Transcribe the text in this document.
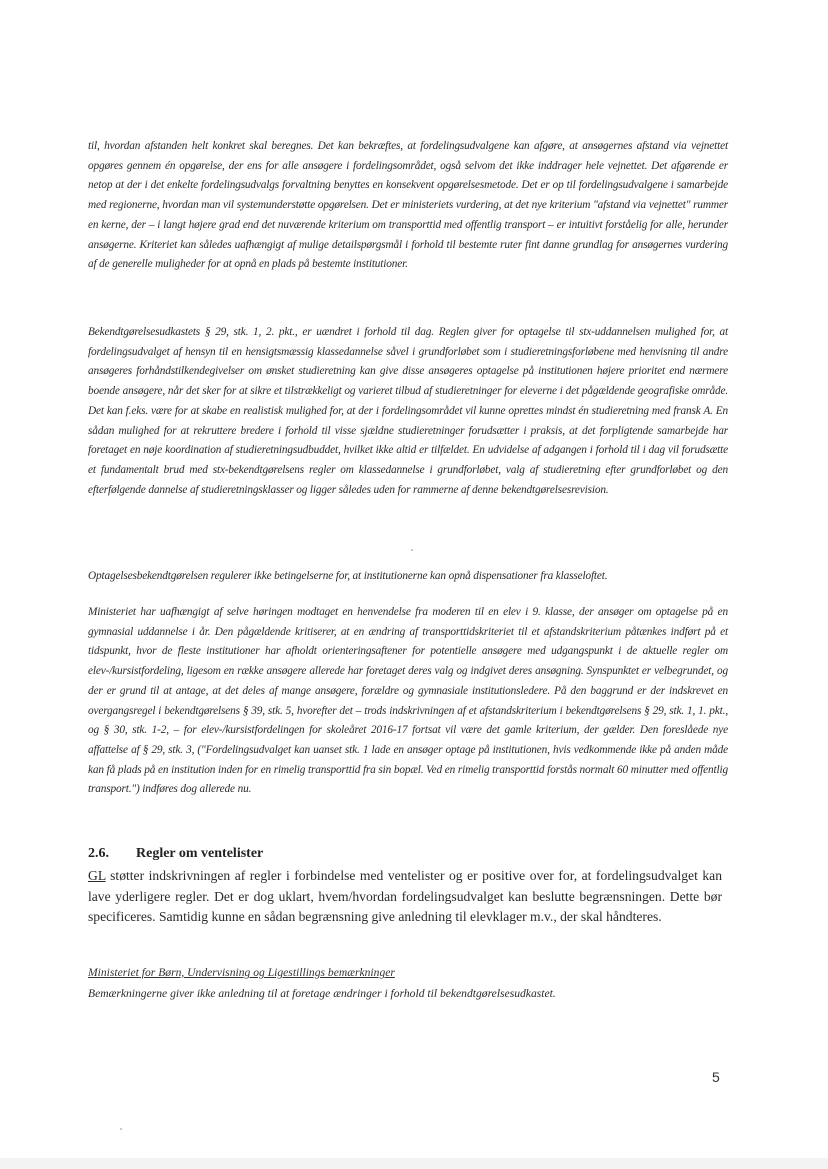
til, hvordan afstanden helt konkret skal beregnes. Det kan bekræftes, at fordelingsudvalgene kan afgøre, at ansøgernes afstand via vejnettet opgøres gennem én opgørelse, der ens for alle ansøgere i fordelingsområdet, også selvom det ikke inddrager hele vejnettet. Det afgørende er netop at der i det enkelte fordelingsudvalgs forvaltning benyttes en konsekvent opgørelsesmetode. Det er op til fordelingsudvalgene i samarbejde med regionerne, hvordan man vil systemunderstøtte opgørelsen. Det er ministeriets vurdering, at det nye kriterium "afstand via vejnettet" rummer en kerne, der – i langt højere grad end det nuværende kriterium om transporttid med offentlig transport – er intuitivt forståelig for alle, herunder ansøgerne. Kriteriet kan således uafhængigt af mulige detailspørgsmål i forhold til bestemte ruter fint danne grundlag for ansøgernes vurdering af de generelle muligheder for at opnå en plads på bestemte institutioner.

Bekendtgørelsesudkastets § 29, stk. 1, 2. pkt., er uændret i forhold til dag. Reglen giver for optagelse til stx-uddannelsen mulighed for, at fordelingsudvalget af hensyn til en hensigtsmæssig klassedannelse såvel i grundforløbet som i studieretningsforløbene med henvisning til andre ansøgeres forhåndstilkendegivelser om ønsket studieretning kan give disse ansøgeres optagelse på institutionen højere prioritet end nærmere boende ansøgere, når det sker for at sikre et tilstrækkeligt og varieret tilbud af studieretninger for eleverne i det pågældende geografiske område. Det kan f.eks. være for at skabe en realistisk mulighed for, at der i fordelingsområdet vil kunne oprettes mindst én studieretning med fransk A. En sådan mulighed for at rekruttere bredere i forhold til visse sjældne studieretninger forudsætter i praksis, at det forpligtende samarbejde har foretaget en nøje koordination af studieretningsudbuddet, hvilket ikke altid er tilfældet. En udvidelse af adgangen i forhold til i dag vil forudsætte et fundamentalt brud med stx-bekendtgørelsens regler om klassedannelse i grundforløbet, valg af studieretning efter grundforløbet og den efterfølgende dannelse af studieretningsklasser og ligger således uden for rammerne af denne bekendtgørelsesrevision.

Optagelsesbekendtgørelsen regulerer ikke betingelserne for, at institutionerne kan opnå dispensationer fra klasseloftet.

Ministeriet har uafhængigt af selve høringen modtaget en henvendelse fra moderen til en elev i 9. klasse, der ansøger om optagelse på en gymnasial uddannelse i år. Den pågældende kritiserer, at en ændring af transporttidskriteriet til et afstandskriterium påtænkes indført på et tidspunkt, hvor de fleste institutioner har afholdt orienteringsaftener for potentielle ansøgere med udgangspunkt i de aktuelle regler om elev-/kursistfordeling, ligesom en række ansøgere allerede har foretaget deres valg og indgivet deres ansøgning. Synspunktet er velbegrundet, og der er grund til at antage, at det deles af mange ansøgere, forældre og gymnasiale institutionsledere. På den baggrund er der indskrevet en overgangsregel i bekendtgørelsens § 39, stk. 5, hvorefter det – trods indskrivningen af et afstandskriterium i bekendtgørelsens § 29, stk. 1, 1. pkt., og § 30, stk. 1-2, – for elev-/kursistfordelingen for skoleåret 2016-17 fortsat vil være det gamle kriterium, der gælder. Den foreslåede nye affattelse af § 29, stk. 3, ("Fordelingsudvalget kan uanset stk. 1 lade en ansøger optage på institutionen, hvis vedkommende ikke på anden måde kan få plads på en institution inden for en rimelig transporttid fra sin bopæl. Ved en rimelig transporttid forstås normalt 60 minutter med offentlig transport.") indføres dog allerede nu.

2.6. Regler om ventelister

GL støtter indskrivningen af regler i forbindelse med ventelister og er positive over for, at fordelingsudvalget kan lave yderligere regler. Det er dog uklart, hvem/hvordan fordelingsudvalget kan beslutte begrænsningen. Dette bør specificeres. Samtidig kunne en sådan begrænsning give anledning til elevklager m.v., der skal håndteres.

Ministeriet for Børn, Undervisning og Ligestillings bemærkninger

Bemærkningerne giver ikke anledning til at foretage ændringer i forhold til bekendtgørelsesudkastet.

5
+ + + + + + +
### Problem details
All lines that include "ventelister" are to be gathered and copied.

### Response
2.6. Regler om ventelister
GL støtter indskrivningen af regler i forbindelse med ventelister og er positive over for, at fordelingsudvalget kan lave yderligere regler. Det er dog uklart, hvem/hvordan fordelingsudvalget kan beslutte begrænsningen. Dette bør specificeres. Samtidig kunne en sådan begrænsning give anledning til elevklager m.v., der skal håndteres.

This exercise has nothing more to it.